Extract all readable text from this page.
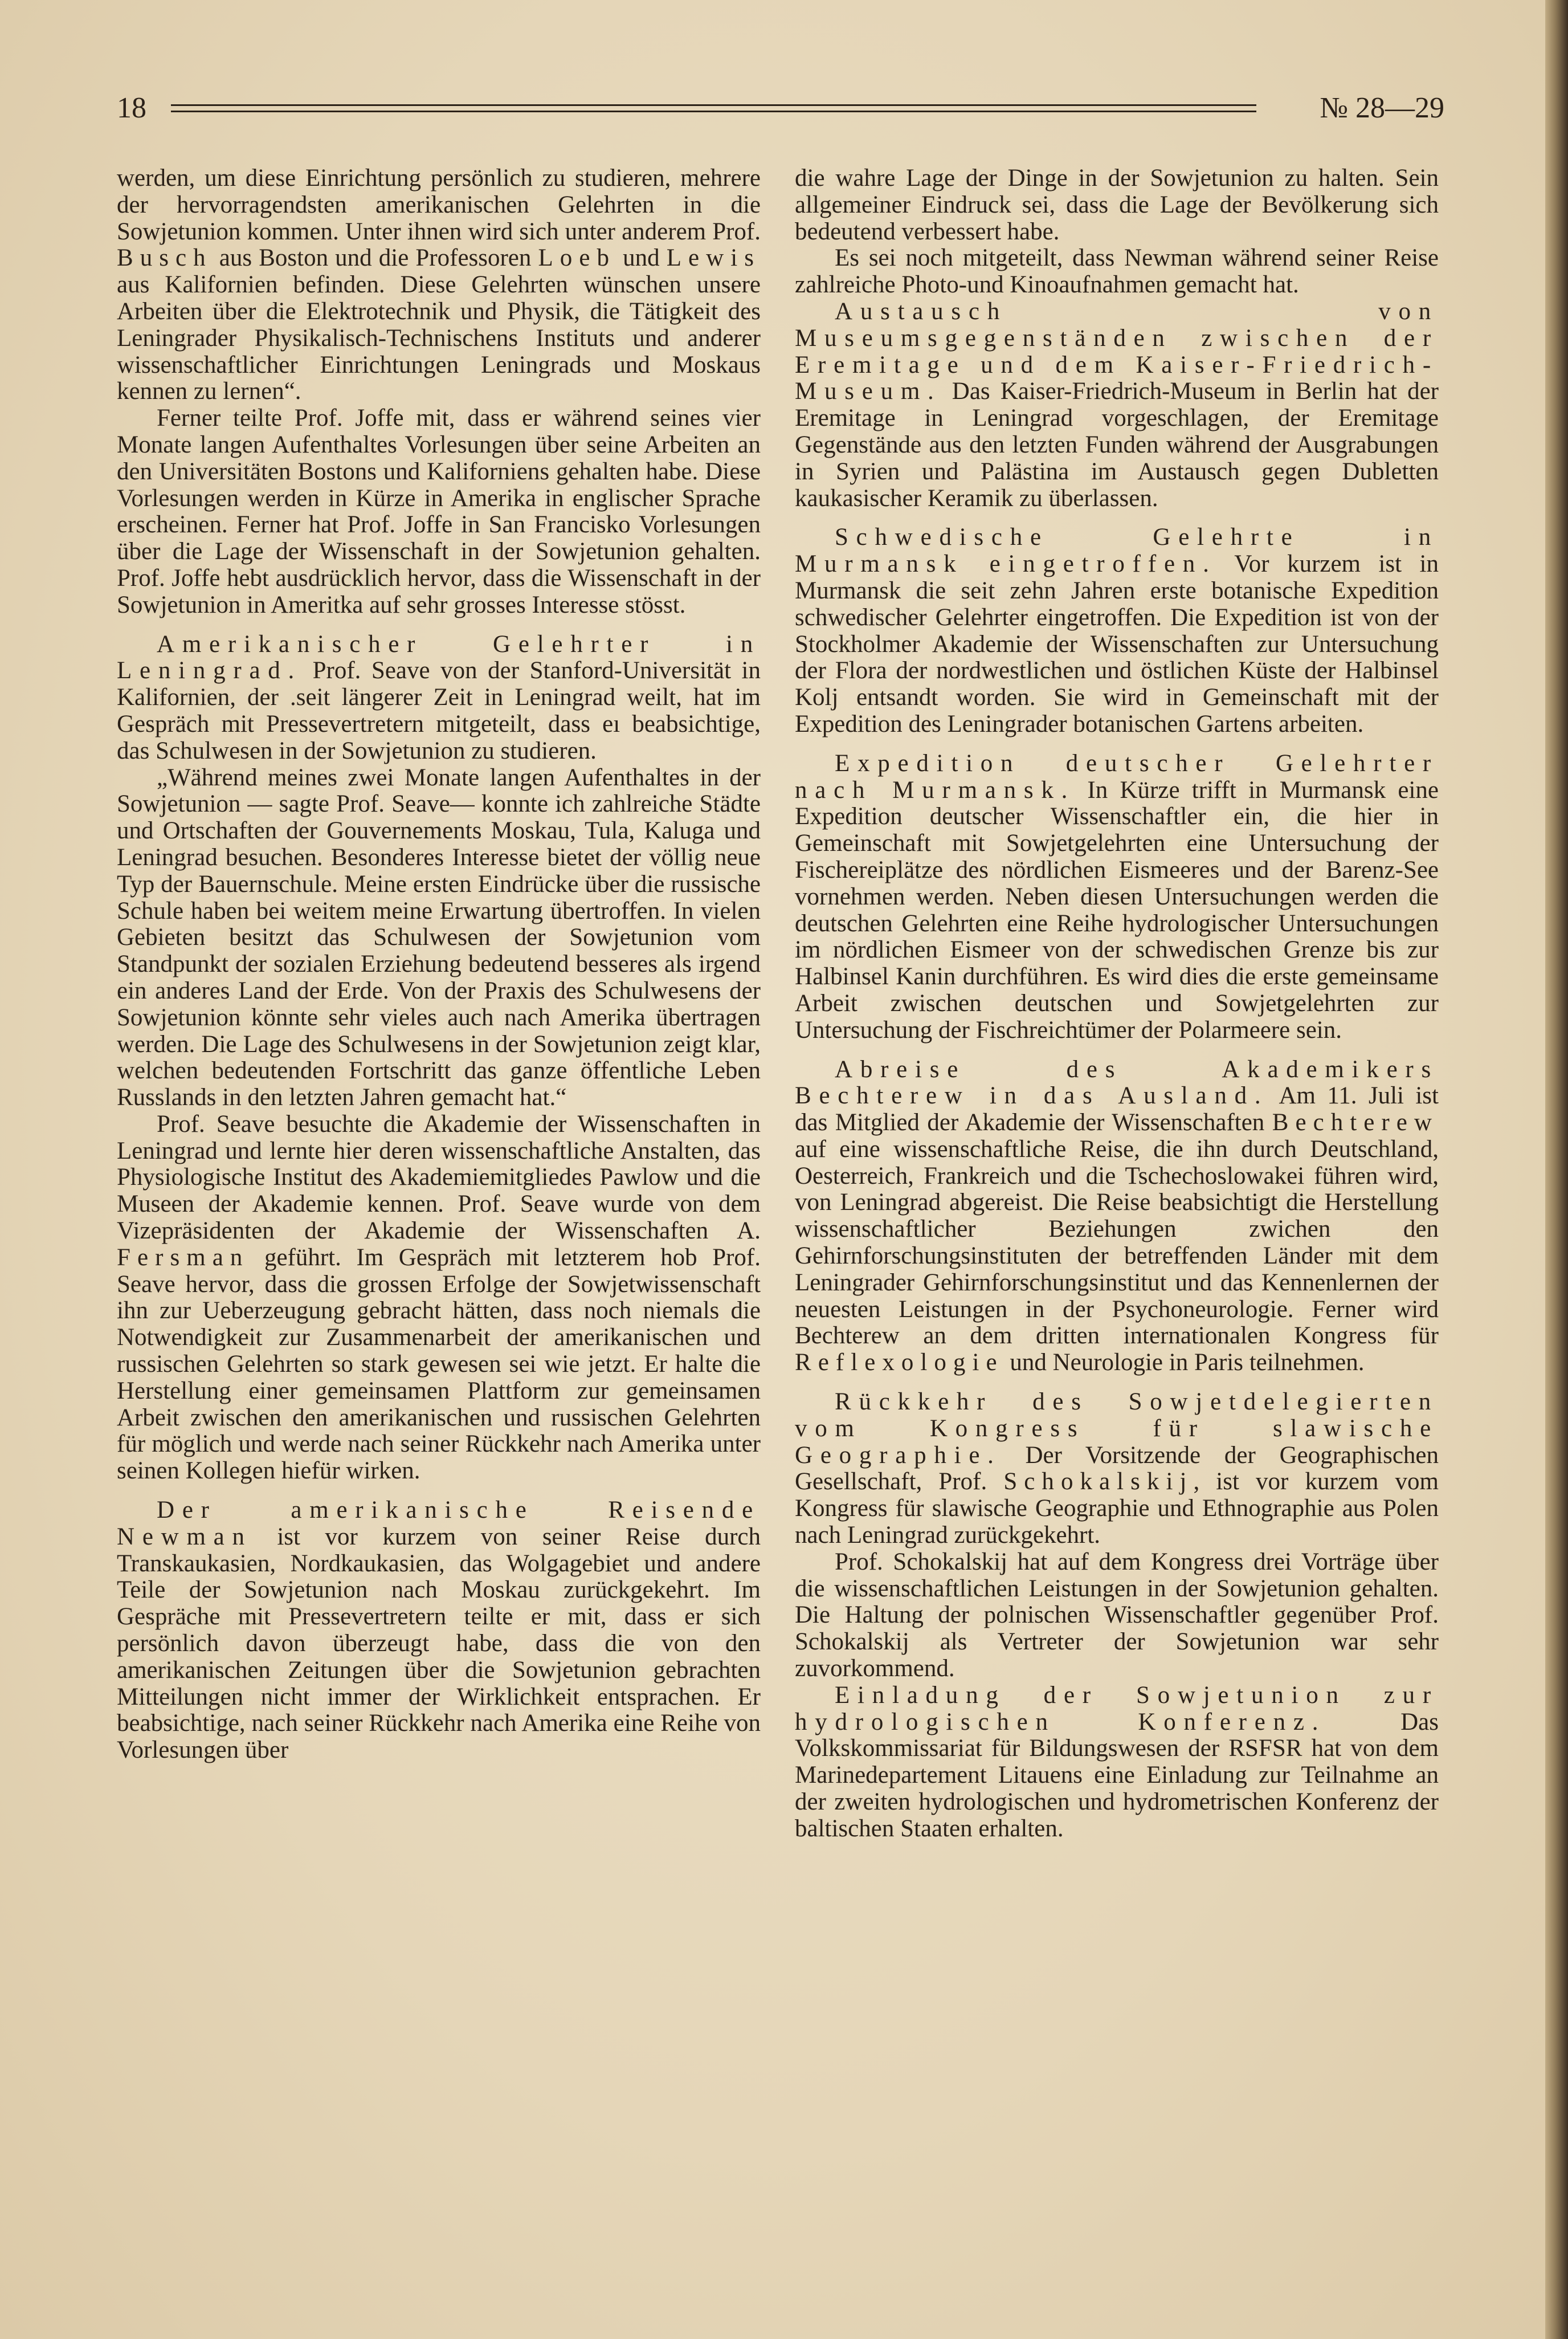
18	№ 28—29

werden, um diese Einrichtung persönlich zu studieren, mehrere der hervorragendsten amerikanischen Gelehrten in die Sowjetunion kommen. Unter ihnen wird sich unter anderem Prof. Busch aus Boston und die Professoren Loeb und Lewis aus Kalifornien befinden. Diese Gelehrten wünschen unsere Arbeiten über die Elektrotechnik und Physik, die Tätigkeit des Leningrader Physikalisch-Technischens Instituts und anderer wissenschaftlicher Einrichtungen Leningrads und Moskaus kennen zu lernen“.

Ferner teilte Prof. Joffe mit, dass er während seines vier Monate langen Aufenthaltes Vorlesungen über seine Arbeiten an den Universitäten Bostons und Kaliforniens gehalten habe. Diese Vorlesungen werden in Kürze in Amerika in englischer Sprache erscheinen. Ferner hat Prof. Joffe in San Francisko Vorlesungen über die Lage der Wissenschaft in der Sowjetunion gehalten. Prof. Joffe hebt ausdrücklich hervor, dass die Wissenschaft in der Sowjetunion in Ameritka auf sehr grosses Interesse stösst.

Amerikanischer Gelehrter in Leningrad. Prof. Seave von der Stanford-Universität in Kalifornien, der .seit längerer Zeit in Leningrad weilt, hat im Gespräch mit Pressevertretern mitgeteilt, dass eı beabsichtige, das Schulwesen in der Sowjetunion zu studieren.

„Während meines zwei Monate langen Aufenthaltes in der Sowjetunion — sagte Prof. Seave— konnte ich zahlreiche Städte und Ortschaften der Gouvernements Moskau, Tula, Kaluga und Leningrad besuchen. Besonderes Interesse bietet der völlig neue Typ der Bauernschule. Meine ersten Eindrücke über die russische Schule haben bei weitem meine Erwartung übertroffen. In vielen Gebieten besitzt das Schulwesen der Sowjetunion vom Standpunkt der sozialen Erziehung bedeutend besseres als irgend ein anderes Land der Erde. Von der Praxis des Schulwesens der Sowjetunion könnte sehr vieles auch nach Amerika übertragen werden. Die Lage des Schulwesens in der Sowjetunion zeigt klar, welchen bedeutenden Fortschritt das ganze öffentliche Leben Russlands in den letzten Jahren gemacht hat.“

Prof. Seave besuchte die Akademie der Wissenschaften in Leningrad und lernte hier deren wissenschaftliche Anstalten, das Physiologische Institut des Akademiemitgliedes Pawlow und die Museen der Akademie kennen. Prof. Seave wurde von dem Vizepräsidenten der Akademie der Wissenschaften A. Fersman geführt. Im Gespräch mit letzterem hob Prof. Seave hervor, dass die grossen Erfolge der Sowjetwissenschaft ihn zur Ueberzeugung gebracht hätten, dass noch niemals die Notwendigkeit zur Zusammenarbeit der amerikanischen und russischen Gelehrten so stark gewesen sei wie jetzt. Er halte die Herstellung einer gemeinsamen Plattform zur gemeinsamen Arbeit zwischen den amerikanischen und russischen Gelehrten für möglich und werde nach seiner Rückkehr nach Amerika unter seinen Kollegen hiefür wirken.

Der amerikanische Reisende Newman ist vor kurzem von seiner Reise durch Transkaukasien, Nordkaukasien, das Wolgagebiet und andere Teile der Sowjetunion nach Moskau zurückgekehrt. Im Gespräche mit Pressevertretern teilte er mit, dass er sich persönlich davon überzeugt habe, dass die von den amerikanischen Zeitungen über die Sowjetunion gebrachten Mitteilungen nicht immer der Wirklichkeit entsprachen. Er beabsichtige, nach seiner Rückkehr nach Amerika eine Reihe von Vorlesungen über

die wahre Lage der Dinge in der Sowjetunion zu halten. Sein allgemeiner Eindruck sei, dass die Lage der Bevölkerung sich bedeutend verbessert habe.

Es sei noch mitgeteilt, dass Newman während seiner Reise zahlreiche Photo-und Kinoaufnahmen gemacht hat.

Austausch von Museumsgegenständen zwischen der Eremitage und dem Kaiser-Friedrich-Museum. Das Kaiser-Friedrich-Museum in Berlin hat der Eremitage in Leningrad vorgeschlagen, der Eremitage Gegenstände aus den letzten Funden während der Ausgrabungen in Syrien und Palästina im Austausch gegen Dubletten kaukasischer Keramik zu überlassen.

Schwedische Gelehrte in Murmansk eingetroffen. Vor kurzem ist in Murmansk die seit zehn Jahren erste botanische Expedition schwedischer Gelehrter eingetroffen. Die Expedition ist von der Stockholmer Akademie der Wissenschaften zur Untersuchung der Flora der nordwestlichen und östlichen Küste der Halbinsel Kolj entsandt worden. Sie wird in Gemeinschaft mit der Expedition des Leningrader botanischen Gartens arbeiten.

Expedition deutscher Gelehrter nach Murmansk. In Kürze trifft in Murmansk eine Expedition deutscher Wissenschaftler ein, die hier in Gemeinschaft mit Sowjetgelehrten eine Untersuchung der Fischereiplätze des nördlichen Eismeeres und der Barenz-See vornehmen werden. Neben diesen Untersuchungen werden die deutschen Gelehrten eine Reihe hydrologischer Untersuchungen im nördlichen Eismeer von der schwedischen Grenze bis zur Halbinsel Kanin durchführen. Es wird dies die erste gemeinsame Arbeit zwischen deutschen und Sowjetgelehrten zur Untersuchung der Fischreichtümer der Polarmeere sein.

Abreise des Akademikers Bechterew in das Ausland. Am 11. Juli ist das Mitglied der Akademie der Wissenschaften Bechterew auf eine wissenschaftliche Reise, die ihn durch Deutschland, Oesterreich, Frankreich und die Tschechoslowakei führen wird, von Leningrad abgereist. Die Reise beabsichtigt die Herstellung wissenschaftlicher Beziehungen zwichen den Gehirnforschungsinstituten der betreffenden Länder mit dem Leningrader Gehirnforschungsinstitut und das Kennenlernen der neuesten Leistungen in der Psychoneurologie. Ferner wird Bechterew an dem dritten internationalen Kongress für Reflexologie und Neurologie in Paris teilnehmen.

Rückkehr des Sowjetdelegierten vom Kongress für slawische Geographie. Der Vorsitzende der Geographischen Gesellschaft, Prof. Schokalskij, ist vor kurzem vom Kongress für slawische Geographie und Ethnographie aus Polen nach Leningrad zurückgekehrt.

Prof. Schokalskij hat auf dem Kongress drei Vorträge über die wissenschaftlichen Leistungen in der Sowjetunion gehalten. Die Haltung der polnischen Wissenschaftler gegenüber Prof. Schokalskij als Vertreter der Sowjetunion war sehr zuvorkommend.

Einladung der Sowjetunion zur hydrologischen Konferenz.	Das Volkskommissariat für Bildungswesen der RSFSR hat von dem Marinedepartement Litauens eine Einladung zur Teilnahme an der zweiten hydrologischen und hydrometrischen Konferenz der baltischen Staaten erhalten.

▶ TASK GOAL: From the entries above, output every line exactly and omit any image.

▶ RESULT BELOW:
Extract all readable text from this page.
18	№ 28—29

werden, um diese Einrichtung persönlich zu studieren, mehrere der hervorragendsten amerikanischen Gelehrten in die Sowjetunion kommen. Unter ihnen wird sich unter anderem Prof. Busch aus Boston und die Professoren Loeb und Lewis aus Kalifornien befinden. Diese Gelehrten wünschen unsere Arbeiten über die Elektrotechnik und Physik, die Tätigkeit des Leningrader Physikalisch-Technischens Instituts und anderer wissenschaftlicher Einrichtungen Leningrads und Moskaus kennen zu lernen“.

Ferner teilte Prof. Joffe mit, dass er während seines vier Monate langen Aufenthaltes Vorlesungen über seine Arbeiten an den Universitäten Bostons und Kaliforniens gehalten habe. Diese Vorlesungen werden in Kürze in Amerika in englischer Sprache erscheinen. Ferner hat Prof. Joffe in San Francisko Vorlesungen über die Lage der Wissenschaft in der Sowjetunion gehalten. Prof. Joffe hebt ausdrücklich hervor, dass die Wissenschaft in der Sowjetunion in Ameritka auf sehr grosses Interesse stösst.

Amerikanischer Gelehrter in Leningrad. Prof. Seave von der Stanford-Universität in Kalifornien, der .seit längerer Zeit in Leningrad weilt, hat im Gespräch mit Pressevertretern mitgeteilt, dass eı beabsichtige, das Schulwesen in der Sowjetunion zu studieren.

„Während meines zwei Monate langen Aufenthaltes in der Sowjetunion — sagte Prof. Seave— konnte ich zahlreiche Städte und Ortschaften der Gouvernements Moskau, Tula, Kaluga und Leningrad besuchen. Besonderes Interesse bietet der völlig neue Typ der Bauernschule. Meine ersten Eindrücke über die russische Schule haben bei weitem meine Erwartung übertroffen. In vielen Gebieten besitzt das Schulwesen der Sowjetunion vom Standpunkt der sozialen Erziehung bedeutend besseres als irgend ein anderes Land der Erde. Von der Praxis des Schulwesens der Sowjetunion könnte sehr vieles auch nach Amerika übertragen werden. Die Lage des Schulwesens in der Sowjetunion zeigt klar, welchen bedeutenden Fortschritt das ganze öffentliche Leben Russlands in den letzten Jahren gemacht hat.“

Prof. Seave besuchte die Akademie der Wissenschaften in Leningrad und lernte hier deren wissenschaftliche Anstalten, das Physiologische Institut des Akademiemitgliedes Pawlow und die Museen der Akademie kennen. Prof. Seave wurde von dem Vizepräsidenten der Akademie der Wissenschaften A. Fersman geführt. Im Gespräch mit letzterem hob Prof. Seave hervor, dass die grossen Erfolge der Sowjetwissenschaft ihn zur Ueberzeugung gebracht hätten, dass noch niemals die Notwendigkeit zur Zusammenarbeit der amerikanischen und russischen Gelehrten so stark gewesen sei wie jetzt. Er halte die Herstellung einer gemeinsamen Plattform zur gemeinsamen Arbeit zwischen den amerikanischen und russischen Gelehrten für möglich und werde nach seiner Rückkehr nach Amerika unter seinen Kollegen hiefür wirken.

Der amerikanische Reisende Newman ist vor kurzem von seiner Reise durch Transkaukasien, Nordkaukasien, das Wolgagebiet und andere Teile der Sowjetunion nach Moskau zurückgekehrt. Im Gespräche mit Pressevertretern teilte er mit, dass er sich persönlich davon überzeugt habe, dass die von den amerikanischen Zeitungen über die Sowjetunion gebrachten Mitteilungen nicht immer der Wirklichkeit entsprachen. Er beabsichtige, nach seiner Rückkehr nach Amerika eine Reihe von Vorlesungen über

die wahre Lage der Dinge in der Sowjetunion zu halten. Sein allgemeiner Eindruck sei, dass die Lage der Bevölkerung sich bedeutend verbessert habe.

Es sei noch mitgeteilt, dass Newman während seiner Reise zahlreiche Photo-und Kinoaufnahmen gemacht hat.

Austausch von Museumsgegenständen zwischen der Eremitage und dem Kaiser-Friedrich-Museum. Das Kaiser-Friedrich-Museum in Berlin hat der Eremitage in Leningrad vorgeschlagen, der Eremitage Gegenstände aus den letzten Funden während der Ausgrabungen in Syrien und Palästina im Austausch gegen Dubletten kaukasischer Keramik zu überlassen.

Schwedische Gelehrte in Murmansk eingetroffen. Vor kurzem ist in Murmansk die seit zehn Jahren erste botanische Expedition schwedischer Gelehrter eingetroffen. Die Expedition ist von der Stockholmer Akademie der Wissenschaften zur Untersuchung der Flora der nordwestlichen und östlichen Küste der Halbinsel Kolj entsandt worden. Sie wird in Gemeinschaft mit der Expedition des Leningrader botanischen Gartens arbeiten.

Expedition deutscher Gelehrter nach Murmansk. In Kürze trifft in Murmansk eine Expedition deutscher Wissenschaftler ein, die hier in Gemeinschaft mit Sowjetgelehrten eine Untersuchung der Fischereiplätze des nördlichen Eismeeres und der Barenz-See vornehmen werden. Neben diesen Untersuchungen werden die deutschen Gelehrten eine Reihe hydrologischer Untersuchungen im nördlichen Eismeer von der schwedischen Grenze bis zur Halbinsel Kanin durchführen. Es wird dies die erste gemeinsame Arbeit zwischen deutschen und Sowjetgelehrten zur Untersuchung der Fischreichtümer der Polarmeere sein.

Abreise des Akademikers Bechterew in das Ausland. Am 11. Juli ist das Mitglied der Akademie der Wissenschaften Bechterew auf eine wissenschaftliche Reise, die ihn durch Deutschland, Oesterreich, Frankreich und die Tschechoslowakei führen wird, von Leningrad abgereist. Die Reise beabsichtigt die Herstellung wissenschaftlicher Beziehungen zwichen den Gehirnforschungsinstituten der betreffenden Länder mit dem Leningrader Gehirnforschungsinstitut und das Kennenlernen der neuesten Leistungen in der Psychoneurologie. Ferner wird Bechterew an dem dritten internationalen Kongress für Reflexologie und Neurologie in Paris teilnehmen.

Rückkehr des Sowjetdelegierten vom Kongress für slawische Geographie. Der Vorsitzende der Geographischen Gesellschaft, Prof. Schokalskij, ist vor kurzem vom Kongress für slawische Geographie und Ethnographie aus Polen nach Leningrad zurückgekehrt.

Prof. Schokalskij hat auf dem Kongress drei Vorträge über die wissenschaftlichen Leistungen in der Sowjetunion gehalten. Die Haltung der polnischen Wissenschaftler gegenüber Prof. Schokalskij als Vertreter der Sowjetunion war sehr zuvorkommend.

Einladung der Sowjetunion zur hydrologischen Konferenz.	Das Volkskommissariat für Bildungswesen der RSFSR hat von dem Marinedepartement Litauens eine Einladung zur Teilnahme an der zweiten hydrologischen und hydrometrischen Konferenz der baltischen Staaten erhalten.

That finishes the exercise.